• Aim of the exercise: All lines featuring the string "Combien" are to be listed.
:: Information provided
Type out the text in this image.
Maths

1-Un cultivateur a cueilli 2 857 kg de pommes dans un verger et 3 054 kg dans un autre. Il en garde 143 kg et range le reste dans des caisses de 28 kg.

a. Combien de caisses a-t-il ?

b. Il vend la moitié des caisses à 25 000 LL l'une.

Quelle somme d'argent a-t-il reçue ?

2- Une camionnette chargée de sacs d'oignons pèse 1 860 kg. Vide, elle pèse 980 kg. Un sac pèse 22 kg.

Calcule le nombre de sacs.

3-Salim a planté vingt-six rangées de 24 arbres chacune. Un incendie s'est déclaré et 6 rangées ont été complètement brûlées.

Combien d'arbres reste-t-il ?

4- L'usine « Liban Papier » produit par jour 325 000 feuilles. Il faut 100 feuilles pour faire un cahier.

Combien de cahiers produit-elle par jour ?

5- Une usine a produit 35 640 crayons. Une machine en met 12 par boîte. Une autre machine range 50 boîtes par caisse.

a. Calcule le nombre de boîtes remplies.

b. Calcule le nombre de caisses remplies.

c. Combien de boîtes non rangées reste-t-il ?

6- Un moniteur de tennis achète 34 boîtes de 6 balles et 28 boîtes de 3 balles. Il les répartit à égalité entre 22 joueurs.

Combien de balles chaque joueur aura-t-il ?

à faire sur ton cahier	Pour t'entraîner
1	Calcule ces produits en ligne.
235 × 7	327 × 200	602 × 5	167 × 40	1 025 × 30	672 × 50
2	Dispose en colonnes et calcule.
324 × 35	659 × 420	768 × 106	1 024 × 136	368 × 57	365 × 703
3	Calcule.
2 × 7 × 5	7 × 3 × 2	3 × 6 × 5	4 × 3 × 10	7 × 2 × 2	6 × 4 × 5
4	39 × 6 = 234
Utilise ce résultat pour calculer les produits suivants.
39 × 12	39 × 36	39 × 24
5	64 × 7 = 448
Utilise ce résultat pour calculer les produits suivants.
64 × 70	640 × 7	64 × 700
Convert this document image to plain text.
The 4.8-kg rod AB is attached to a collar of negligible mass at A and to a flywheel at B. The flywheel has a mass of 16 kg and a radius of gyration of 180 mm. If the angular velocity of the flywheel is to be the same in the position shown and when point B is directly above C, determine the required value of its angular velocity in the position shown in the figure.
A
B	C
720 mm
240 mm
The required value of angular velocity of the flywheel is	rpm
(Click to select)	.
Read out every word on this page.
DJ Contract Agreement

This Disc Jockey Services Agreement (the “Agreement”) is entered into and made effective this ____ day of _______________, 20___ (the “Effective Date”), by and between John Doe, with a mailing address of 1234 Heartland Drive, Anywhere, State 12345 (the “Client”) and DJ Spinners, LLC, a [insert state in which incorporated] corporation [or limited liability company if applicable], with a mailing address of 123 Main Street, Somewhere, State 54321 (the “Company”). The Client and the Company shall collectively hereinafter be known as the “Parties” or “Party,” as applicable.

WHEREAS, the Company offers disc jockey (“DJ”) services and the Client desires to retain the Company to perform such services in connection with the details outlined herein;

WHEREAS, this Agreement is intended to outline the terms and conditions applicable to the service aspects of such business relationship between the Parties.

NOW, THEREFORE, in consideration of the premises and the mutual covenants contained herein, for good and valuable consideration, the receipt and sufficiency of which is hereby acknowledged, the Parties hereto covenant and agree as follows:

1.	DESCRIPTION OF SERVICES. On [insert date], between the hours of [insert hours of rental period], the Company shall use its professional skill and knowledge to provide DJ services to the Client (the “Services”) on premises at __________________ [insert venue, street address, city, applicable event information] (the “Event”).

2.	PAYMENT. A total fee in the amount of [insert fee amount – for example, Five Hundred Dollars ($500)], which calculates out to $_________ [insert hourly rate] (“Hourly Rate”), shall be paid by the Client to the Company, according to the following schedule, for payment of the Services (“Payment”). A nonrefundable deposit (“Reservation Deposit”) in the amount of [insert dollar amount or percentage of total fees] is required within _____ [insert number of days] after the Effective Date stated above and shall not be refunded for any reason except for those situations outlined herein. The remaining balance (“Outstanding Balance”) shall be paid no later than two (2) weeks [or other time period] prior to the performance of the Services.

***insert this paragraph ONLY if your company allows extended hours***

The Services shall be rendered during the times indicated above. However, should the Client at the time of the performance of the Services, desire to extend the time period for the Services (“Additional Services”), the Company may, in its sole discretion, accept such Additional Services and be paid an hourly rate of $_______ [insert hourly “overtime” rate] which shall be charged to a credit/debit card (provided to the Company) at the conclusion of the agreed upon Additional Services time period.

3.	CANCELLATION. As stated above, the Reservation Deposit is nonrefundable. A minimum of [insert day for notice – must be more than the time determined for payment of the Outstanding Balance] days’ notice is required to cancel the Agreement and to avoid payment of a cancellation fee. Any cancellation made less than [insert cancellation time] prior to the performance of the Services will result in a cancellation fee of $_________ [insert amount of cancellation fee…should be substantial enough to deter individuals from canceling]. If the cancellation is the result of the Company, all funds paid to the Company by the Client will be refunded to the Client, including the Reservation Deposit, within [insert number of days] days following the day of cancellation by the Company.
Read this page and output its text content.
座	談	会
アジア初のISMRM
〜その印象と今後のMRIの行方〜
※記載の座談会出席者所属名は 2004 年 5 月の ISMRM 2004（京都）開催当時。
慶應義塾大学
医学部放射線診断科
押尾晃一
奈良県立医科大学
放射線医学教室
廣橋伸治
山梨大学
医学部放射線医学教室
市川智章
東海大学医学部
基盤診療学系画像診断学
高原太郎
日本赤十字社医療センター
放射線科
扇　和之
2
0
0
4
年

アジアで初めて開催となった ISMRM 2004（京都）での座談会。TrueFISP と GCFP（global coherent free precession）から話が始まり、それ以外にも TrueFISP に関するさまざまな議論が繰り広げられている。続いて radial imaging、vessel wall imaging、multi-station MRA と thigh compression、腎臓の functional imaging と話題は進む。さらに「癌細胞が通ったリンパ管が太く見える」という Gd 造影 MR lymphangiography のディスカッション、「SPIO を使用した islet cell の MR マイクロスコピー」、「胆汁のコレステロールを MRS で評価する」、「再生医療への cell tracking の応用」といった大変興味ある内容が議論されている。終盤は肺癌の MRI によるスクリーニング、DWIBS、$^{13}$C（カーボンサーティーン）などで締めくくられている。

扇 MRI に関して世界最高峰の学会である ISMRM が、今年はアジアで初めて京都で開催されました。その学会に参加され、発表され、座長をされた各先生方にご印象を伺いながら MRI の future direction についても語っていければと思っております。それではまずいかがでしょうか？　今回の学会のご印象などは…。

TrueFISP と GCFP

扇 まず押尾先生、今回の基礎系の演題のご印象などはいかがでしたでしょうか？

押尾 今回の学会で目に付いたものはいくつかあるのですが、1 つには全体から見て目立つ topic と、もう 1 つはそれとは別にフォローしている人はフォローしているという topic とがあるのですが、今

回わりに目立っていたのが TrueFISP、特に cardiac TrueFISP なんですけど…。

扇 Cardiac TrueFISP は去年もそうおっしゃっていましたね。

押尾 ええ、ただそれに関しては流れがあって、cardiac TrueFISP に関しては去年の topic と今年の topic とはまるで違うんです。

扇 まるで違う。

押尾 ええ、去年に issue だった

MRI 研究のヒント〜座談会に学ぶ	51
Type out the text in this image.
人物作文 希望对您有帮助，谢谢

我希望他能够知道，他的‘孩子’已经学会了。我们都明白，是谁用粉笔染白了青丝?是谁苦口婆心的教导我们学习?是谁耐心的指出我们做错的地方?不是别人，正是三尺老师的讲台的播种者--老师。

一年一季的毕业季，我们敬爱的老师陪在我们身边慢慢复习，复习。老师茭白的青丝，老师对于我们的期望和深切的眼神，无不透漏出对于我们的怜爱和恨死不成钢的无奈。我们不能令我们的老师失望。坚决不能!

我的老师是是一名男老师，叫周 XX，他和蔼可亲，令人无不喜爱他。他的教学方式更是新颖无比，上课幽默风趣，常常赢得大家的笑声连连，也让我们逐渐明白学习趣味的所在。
::::
• Written solution:
a. Combien de caisses a-t-il ?
Combien d'arbres reste-t-il ?
Combien de cahiers produit-elle par jour ?
c. Combien de boîtes non rangées reste-t-il ?
Combien de balles chaque joueur aura-t-il ?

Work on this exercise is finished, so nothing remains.